QUÊNIA — OS IRMÃOS FORAM PACIENTES COMIGO
Em 1996, fomos designados para servir no Quênia. Essa foi a primeira vez que eu voltei ao país desde a minha primeira viagem quando ainda não era cristão. Nós morávamos em Betel. E entre os visitantes havia macacos. Eles “assaltavam” as irmãs que carregavam frutas. Um dia, uma betelita deixou a janela do quarto aberta. Quando ela voltou, encontrou uma família de macacos se deliciando com a comida que estava no quarto. Ela deu um grito e saiu correndo pela porta. Os macacos também gritaram e fugiram pela janela.
Pauline e eu fomos apoiar uma congregação em suaíli. Em pouco tempo, fui designado para dirigir o Estudo de Livro de Congregação (hoje chamado de Estudo Bíblico de Congregação). Mas eu falava suaíli como uma criancinha. Eu estudava bem a matéria antes para conseguir pelo menos fazer as perguntas. Mas se alguém fizesse um comentário que fugisse um pouco do que estava escrito, eu já não entendia nada. Era bem constrangedor! Eu sentia pena dos irmãos, mas ao mesmo tempo ficava impressionado com a humildade deles e a paciência que tinham comigo.

(Uma série de registros)

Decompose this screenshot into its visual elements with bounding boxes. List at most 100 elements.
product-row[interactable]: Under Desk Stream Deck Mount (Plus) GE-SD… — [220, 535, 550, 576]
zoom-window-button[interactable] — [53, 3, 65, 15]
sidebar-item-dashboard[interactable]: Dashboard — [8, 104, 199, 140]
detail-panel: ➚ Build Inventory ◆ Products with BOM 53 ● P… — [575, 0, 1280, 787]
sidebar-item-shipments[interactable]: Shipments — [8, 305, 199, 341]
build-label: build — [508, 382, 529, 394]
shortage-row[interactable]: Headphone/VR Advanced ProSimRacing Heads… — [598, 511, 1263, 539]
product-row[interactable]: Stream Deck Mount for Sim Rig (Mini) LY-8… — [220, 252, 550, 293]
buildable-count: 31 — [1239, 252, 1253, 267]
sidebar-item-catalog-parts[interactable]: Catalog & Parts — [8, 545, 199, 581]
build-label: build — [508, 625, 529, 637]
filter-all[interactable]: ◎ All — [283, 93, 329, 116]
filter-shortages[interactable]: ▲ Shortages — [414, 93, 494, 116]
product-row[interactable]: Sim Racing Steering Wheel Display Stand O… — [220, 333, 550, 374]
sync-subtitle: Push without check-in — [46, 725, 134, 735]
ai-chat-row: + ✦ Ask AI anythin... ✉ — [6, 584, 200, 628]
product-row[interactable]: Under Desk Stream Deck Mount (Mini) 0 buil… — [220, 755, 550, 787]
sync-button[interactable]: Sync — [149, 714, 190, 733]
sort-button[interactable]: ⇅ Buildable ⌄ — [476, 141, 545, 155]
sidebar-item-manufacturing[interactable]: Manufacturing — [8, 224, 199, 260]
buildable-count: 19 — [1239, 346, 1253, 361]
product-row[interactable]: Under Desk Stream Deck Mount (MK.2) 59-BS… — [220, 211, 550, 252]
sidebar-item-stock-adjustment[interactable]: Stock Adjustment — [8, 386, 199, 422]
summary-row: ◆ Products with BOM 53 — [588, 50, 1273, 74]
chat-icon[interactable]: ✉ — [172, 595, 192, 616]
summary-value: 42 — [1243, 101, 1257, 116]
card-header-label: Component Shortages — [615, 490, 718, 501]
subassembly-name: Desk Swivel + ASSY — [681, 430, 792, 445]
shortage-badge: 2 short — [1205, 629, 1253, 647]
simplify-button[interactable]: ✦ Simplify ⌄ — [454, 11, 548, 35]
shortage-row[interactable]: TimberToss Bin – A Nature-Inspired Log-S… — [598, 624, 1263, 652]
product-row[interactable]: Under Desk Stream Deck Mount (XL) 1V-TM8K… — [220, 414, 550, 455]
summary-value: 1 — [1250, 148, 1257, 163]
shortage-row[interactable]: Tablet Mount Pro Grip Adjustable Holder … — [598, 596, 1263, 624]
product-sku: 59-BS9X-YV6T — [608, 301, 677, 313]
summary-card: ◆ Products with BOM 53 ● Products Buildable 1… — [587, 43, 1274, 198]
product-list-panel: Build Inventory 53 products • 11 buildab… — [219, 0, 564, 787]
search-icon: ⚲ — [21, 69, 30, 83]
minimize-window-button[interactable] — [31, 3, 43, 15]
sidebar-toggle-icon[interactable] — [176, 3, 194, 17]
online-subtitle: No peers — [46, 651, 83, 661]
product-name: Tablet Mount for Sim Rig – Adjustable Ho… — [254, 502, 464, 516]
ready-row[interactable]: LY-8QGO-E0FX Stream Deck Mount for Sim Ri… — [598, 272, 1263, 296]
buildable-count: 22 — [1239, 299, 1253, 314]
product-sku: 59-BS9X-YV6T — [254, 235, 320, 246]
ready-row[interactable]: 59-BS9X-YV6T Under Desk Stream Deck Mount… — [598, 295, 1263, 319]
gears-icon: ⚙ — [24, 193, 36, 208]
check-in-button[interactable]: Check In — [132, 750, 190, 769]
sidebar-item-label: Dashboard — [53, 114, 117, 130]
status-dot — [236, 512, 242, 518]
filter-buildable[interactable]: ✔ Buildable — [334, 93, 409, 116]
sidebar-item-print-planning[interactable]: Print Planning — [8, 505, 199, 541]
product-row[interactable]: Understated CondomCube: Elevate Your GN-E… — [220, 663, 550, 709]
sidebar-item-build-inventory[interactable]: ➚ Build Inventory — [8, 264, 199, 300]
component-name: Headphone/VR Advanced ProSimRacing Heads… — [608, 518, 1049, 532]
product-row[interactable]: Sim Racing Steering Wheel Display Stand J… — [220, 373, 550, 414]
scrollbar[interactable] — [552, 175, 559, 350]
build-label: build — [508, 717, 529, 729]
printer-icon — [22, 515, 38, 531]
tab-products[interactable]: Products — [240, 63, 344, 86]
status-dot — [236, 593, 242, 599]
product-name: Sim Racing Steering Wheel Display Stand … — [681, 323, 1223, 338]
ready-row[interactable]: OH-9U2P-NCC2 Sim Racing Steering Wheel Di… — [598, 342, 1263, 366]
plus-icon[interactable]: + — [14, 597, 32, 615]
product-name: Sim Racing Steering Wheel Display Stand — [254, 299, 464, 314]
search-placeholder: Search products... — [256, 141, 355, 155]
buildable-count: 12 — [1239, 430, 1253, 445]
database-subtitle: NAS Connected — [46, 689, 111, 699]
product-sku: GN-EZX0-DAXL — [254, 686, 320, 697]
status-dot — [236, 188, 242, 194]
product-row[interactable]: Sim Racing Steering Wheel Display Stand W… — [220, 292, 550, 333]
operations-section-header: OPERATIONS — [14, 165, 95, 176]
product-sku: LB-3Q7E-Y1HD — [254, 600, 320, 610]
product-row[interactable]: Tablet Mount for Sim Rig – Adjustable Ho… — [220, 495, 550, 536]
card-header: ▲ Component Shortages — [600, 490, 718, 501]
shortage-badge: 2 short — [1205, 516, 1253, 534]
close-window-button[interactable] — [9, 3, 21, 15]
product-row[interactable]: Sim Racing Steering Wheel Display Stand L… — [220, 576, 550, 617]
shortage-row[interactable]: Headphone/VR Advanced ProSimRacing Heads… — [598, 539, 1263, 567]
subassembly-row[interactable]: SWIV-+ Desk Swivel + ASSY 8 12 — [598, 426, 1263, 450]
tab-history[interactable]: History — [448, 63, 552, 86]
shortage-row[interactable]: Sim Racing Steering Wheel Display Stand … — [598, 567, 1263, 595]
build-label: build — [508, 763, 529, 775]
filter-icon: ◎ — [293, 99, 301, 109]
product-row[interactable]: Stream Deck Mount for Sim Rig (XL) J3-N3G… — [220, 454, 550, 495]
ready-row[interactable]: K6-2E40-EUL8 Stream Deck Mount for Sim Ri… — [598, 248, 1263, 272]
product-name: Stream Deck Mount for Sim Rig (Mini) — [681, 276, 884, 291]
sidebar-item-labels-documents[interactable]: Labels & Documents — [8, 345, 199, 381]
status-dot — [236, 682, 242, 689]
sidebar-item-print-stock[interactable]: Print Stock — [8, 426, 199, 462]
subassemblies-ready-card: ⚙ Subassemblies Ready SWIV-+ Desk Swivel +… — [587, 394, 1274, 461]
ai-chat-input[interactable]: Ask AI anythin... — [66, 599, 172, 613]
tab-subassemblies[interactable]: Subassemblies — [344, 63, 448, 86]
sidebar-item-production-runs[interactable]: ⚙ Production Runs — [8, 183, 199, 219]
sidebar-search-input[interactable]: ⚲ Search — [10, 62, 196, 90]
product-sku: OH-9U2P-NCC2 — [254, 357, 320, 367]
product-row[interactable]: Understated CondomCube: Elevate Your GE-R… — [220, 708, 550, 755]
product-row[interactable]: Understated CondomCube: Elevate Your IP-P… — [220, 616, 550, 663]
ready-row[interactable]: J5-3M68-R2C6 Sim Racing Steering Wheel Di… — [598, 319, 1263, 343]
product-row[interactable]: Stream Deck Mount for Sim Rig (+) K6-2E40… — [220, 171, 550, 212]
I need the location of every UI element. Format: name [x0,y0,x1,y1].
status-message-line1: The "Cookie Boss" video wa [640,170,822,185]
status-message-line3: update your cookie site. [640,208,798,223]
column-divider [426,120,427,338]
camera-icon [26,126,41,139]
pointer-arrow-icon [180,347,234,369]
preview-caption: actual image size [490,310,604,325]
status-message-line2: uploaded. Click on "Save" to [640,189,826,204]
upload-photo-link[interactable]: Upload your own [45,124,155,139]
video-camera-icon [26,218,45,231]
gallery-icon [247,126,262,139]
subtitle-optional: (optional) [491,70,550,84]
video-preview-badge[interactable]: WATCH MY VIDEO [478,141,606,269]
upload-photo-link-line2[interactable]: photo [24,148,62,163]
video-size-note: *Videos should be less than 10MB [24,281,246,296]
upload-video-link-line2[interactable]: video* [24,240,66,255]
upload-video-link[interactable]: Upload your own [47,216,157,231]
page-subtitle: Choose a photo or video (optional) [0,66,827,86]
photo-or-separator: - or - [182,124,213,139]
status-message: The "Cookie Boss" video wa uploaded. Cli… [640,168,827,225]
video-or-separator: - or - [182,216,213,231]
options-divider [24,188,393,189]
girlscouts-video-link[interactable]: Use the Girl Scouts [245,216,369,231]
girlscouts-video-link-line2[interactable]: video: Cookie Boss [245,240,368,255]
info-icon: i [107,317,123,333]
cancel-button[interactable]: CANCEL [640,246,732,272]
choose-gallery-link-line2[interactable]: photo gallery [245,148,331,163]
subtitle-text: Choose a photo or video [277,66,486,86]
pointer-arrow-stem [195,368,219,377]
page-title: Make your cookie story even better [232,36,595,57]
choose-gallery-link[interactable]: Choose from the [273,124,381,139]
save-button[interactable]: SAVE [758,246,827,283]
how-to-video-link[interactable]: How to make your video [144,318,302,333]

### Pedido 1
Reproduza fielmente a parte do relato sobre o serviço no Quênia que vai de "Pauline e eu" a "que tinham comigo.".
### Pedido 2
Dê seguimento ao relato sobre o serviço no Quênia a partir do ponto em que ele termina.

### Resposta escrita 1
Pauline e eu fomos apoiar uma congregação em suaíli. Em pouco tempo, fui designado para dirigir o Estudo de Livro de Congregação (hoje chamado de Estudo Bíblico de Congregação). Mas eu falava suaíli como uma criancinha. Eu estudava bem a matéria antes para conseguir pelo menos fazer as perguntas. Mas se alguém fizesse um comentário que fugisse um pouco do que estava escrito, eu já não entendia nada. Era bem constrangedor! Eu sentia pena dos irmãos, mas ao mesmo tempo ficava impressionado com a humildade deles e a paciência que tinham comigo.

### Resposta escrita 2
ESTADOS UNIDOS — FÉ APESAR DE RIQUEZA
Nós ficamos no Quênia por menos de um ano. Daí em 1997, fomos convidados para servir no Betel de Brooklyn, Nova York. Agora estávamos num país em que as pessoas tinham muito em sentido material, e isso pode trazer alguns problemas. (Pro. 30:8, 9) Mas mesmo num país assim, a espiritualidade dos nossos irmãos é muito forte. Eles usam seu tempo e recursos, não para ficarem ricos, mas para apoiar a obra feita pela organização de Jeová.
Ao longo dos anos, temos visto como nossos irmãos são fiéis a Jeová apesar de várias circunstâncias. Na Irlanda, vimos a fé dos irmãos apesar de violência; na África, fé apesar de pobreza e isolamento e, nos Estados Unidos, fé apesar de riqueza. Jeová com certeza fica muito feliz quando vê seu povo mostrar o amor que tem por ele em qualquer situação.
O tempo passou voando. Como diz Jó 7:6, os dias passaram “mais rápido do que a lançadeira do tecelão”. Agora servimos na sede mundial em Warwick, Nova York, e temos a alegria de continuar servindo com pessoas que realmente amam umas às outras. Somos muito felizes por fazer nosso melhor para apoiar nosso Rei, Jesus Cristo, que em breve vai recompensar todos aqueles que são fiéis. — Mat. 25:34.